● **Exercise objective**
Every line holding the string "JSON" should be gathered.
--
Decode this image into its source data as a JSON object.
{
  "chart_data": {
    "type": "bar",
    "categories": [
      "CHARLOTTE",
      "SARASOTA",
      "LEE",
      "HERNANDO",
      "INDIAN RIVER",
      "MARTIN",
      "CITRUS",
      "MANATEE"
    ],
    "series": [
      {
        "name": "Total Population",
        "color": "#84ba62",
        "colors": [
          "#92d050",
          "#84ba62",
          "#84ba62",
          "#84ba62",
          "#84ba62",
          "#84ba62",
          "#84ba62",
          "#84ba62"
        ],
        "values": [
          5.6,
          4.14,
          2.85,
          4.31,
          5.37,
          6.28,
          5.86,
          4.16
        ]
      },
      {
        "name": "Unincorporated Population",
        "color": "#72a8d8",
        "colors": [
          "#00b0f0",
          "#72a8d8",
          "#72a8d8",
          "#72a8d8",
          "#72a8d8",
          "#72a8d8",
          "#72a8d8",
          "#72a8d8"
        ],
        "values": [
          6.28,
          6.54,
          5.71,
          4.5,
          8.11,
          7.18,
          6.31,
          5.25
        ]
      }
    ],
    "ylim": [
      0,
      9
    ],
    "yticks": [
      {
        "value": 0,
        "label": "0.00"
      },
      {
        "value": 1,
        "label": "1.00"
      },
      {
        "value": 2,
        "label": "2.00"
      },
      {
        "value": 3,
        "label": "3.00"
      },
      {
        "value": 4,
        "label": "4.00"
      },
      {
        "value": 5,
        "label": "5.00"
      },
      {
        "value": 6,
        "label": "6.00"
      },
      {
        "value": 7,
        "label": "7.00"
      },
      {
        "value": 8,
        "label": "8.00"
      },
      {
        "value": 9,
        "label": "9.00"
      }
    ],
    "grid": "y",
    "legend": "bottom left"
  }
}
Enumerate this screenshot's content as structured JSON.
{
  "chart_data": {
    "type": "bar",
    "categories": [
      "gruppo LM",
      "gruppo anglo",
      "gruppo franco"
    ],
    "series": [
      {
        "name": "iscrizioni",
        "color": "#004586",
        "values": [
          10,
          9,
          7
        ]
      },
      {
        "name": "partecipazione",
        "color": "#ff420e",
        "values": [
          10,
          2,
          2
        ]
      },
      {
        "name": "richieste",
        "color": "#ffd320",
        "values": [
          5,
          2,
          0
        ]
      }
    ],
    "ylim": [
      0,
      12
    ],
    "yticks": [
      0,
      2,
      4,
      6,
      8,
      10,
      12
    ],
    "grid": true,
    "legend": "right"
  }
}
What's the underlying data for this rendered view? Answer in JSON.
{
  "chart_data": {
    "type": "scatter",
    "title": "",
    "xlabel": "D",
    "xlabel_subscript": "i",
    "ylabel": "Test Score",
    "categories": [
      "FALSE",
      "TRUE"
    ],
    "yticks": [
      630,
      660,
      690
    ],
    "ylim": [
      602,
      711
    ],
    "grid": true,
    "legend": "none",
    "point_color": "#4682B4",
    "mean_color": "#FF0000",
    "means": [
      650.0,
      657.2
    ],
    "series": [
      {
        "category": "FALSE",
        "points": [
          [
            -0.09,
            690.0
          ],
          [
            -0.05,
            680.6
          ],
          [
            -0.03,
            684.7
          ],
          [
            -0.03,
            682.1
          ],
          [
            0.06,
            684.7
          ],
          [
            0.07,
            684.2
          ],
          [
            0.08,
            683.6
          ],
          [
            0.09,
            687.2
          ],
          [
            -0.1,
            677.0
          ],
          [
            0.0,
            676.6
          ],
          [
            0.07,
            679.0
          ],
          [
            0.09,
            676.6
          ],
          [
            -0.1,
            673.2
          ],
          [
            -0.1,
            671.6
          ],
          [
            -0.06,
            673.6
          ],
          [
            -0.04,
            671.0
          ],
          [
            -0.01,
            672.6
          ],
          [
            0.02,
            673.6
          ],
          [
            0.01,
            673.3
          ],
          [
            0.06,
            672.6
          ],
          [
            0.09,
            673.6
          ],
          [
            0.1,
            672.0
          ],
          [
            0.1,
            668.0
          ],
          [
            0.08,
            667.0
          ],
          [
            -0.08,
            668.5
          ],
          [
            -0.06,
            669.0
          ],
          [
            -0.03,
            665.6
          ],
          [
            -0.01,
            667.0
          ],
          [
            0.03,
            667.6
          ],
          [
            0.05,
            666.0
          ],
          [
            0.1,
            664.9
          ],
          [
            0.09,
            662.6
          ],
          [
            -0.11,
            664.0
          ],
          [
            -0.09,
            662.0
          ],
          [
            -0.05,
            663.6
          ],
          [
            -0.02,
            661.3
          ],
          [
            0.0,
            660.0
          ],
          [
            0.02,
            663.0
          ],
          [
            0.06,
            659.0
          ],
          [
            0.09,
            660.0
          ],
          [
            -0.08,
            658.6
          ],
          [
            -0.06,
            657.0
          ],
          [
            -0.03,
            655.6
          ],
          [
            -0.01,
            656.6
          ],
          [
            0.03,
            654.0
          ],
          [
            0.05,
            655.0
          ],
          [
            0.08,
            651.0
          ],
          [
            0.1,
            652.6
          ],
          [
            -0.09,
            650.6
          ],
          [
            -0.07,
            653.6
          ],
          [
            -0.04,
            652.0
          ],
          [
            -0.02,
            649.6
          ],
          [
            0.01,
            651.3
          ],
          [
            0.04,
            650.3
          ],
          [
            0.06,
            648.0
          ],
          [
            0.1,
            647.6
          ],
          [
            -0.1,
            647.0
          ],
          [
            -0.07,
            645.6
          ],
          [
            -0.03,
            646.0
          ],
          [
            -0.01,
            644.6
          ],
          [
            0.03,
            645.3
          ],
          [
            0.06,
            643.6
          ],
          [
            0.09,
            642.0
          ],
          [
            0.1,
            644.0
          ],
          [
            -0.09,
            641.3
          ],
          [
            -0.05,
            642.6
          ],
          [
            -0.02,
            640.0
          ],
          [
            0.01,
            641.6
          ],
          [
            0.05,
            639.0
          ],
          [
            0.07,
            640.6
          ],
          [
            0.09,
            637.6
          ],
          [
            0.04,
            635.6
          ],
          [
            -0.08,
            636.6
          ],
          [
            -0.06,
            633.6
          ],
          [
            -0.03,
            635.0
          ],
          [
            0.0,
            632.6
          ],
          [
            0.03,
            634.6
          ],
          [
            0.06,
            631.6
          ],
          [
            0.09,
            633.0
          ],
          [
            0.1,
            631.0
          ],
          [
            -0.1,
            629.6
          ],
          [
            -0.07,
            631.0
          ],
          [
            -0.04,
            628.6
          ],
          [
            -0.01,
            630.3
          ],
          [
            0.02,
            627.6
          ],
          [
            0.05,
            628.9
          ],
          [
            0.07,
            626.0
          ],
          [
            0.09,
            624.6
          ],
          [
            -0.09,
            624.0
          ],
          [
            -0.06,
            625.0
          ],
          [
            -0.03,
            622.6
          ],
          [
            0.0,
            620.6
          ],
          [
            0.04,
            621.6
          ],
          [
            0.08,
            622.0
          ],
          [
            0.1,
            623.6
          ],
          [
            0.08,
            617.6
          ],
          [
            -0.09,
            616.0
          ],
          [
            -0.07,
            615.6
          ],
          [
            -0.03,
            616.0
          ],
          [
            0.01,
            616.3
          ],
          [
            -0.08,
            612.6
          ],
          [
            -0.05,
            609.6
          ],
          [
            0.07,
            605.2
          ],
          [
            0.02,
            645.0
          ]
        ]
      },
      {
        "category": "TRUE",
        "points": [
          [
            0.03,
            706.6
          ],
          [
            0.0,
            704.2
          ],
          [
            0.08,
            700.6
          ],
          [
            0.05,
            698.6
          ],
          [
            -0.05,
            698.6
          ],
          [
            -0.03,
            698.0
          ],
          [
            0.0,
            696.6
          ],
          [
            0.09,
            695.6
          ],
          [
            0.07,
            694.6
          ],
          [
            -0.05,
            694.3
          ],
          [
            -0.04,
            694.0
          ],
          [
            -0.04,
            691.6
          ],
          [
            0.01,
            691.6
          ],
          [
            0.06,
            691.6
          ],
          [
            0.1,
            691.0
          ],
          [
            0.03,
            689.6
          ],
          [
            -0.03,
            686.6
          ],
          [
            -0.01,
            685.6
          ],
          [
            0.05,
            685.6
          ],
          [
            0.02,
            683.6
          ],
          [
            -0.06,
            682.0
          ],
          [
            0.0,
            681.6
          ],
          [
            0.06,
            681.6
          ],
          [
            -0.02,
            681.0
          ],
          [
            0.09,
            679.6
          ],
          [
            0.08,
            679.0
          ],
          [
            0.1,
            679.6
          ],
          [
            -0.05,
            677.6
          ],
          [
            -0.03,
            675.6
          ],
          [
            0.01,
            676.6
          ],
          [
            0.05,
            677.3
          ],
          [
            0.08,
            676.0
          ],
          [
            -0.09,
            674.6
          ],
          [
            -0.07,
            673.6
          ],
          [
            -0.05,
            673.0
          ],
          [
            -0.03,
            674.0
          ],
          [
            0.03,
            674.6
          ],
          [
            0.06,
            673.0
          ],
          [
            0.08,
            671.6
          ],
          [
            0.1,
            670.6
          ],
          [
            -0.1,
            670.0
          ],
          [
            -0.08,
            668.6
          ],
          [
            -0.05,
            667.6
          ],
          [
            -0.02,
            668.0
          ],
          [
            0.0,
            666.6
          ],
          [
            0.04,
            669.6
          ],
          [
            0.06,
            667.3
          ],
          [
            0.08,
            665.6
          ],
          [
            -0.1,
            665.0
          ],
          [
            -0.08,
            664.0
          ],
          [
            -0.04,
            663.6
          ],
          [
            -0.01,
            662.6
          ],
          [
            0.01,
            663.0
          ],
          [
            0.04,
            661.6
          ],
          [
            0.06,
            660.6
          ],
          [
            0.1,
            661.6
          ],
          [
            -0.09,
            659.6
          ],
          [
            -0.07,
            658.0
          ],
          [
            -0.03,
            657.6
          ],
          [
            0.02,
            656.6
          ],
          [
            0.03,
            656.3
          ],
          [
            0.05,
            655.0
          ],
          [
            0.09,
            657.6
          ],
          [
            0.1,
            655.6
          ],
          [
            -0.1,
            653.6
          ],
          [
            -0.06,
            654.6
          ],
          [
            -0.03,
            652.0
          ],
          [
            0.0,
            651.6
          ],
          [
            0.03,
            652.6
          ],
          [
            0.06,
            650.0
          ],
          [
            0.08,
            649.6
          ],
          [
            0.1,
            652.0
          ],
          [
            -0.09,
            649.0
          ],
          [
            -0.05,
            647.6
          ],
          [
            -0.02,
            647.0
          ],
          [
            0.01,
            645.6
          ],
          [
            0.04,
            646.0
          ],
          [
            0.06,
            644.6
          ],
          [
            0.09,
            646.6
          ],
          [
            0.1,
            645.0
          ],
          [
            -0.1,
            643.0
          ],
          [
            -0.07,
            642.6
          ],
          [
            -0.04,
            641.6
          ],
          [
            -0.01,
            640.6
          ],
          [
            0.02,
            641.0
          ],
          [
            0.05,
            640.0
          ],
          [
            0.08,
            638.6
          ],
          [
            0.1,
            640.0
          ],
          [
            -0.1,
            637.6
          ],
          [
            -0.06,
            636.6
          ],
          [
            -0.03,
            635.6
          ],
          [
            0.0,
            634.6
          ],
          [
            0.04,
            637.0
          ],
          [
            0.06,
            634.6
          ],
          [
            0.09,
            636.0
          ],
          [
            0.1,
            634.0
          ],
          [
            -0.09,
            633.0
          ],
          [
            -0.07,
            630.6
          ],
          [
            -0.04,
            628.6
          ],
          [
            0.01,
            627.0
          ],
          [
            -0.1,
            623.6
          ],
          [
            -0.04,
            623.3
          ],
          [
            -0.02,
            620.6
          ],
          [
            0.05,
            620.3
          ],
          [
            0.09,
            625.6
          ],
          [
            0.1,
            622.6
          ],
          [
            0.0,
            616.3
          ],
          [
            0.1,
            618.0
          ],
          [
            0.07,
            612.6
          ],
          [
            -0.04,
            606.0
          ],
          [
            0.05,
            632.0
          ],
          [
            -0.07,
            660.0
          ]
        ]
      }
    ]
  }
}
--
● **Answer below**
Decode this image into its source data as a JSON object.
Enumerate this screenshot's content as structured JSON.
What's the underlying data for this rendered view? Answer in JSON.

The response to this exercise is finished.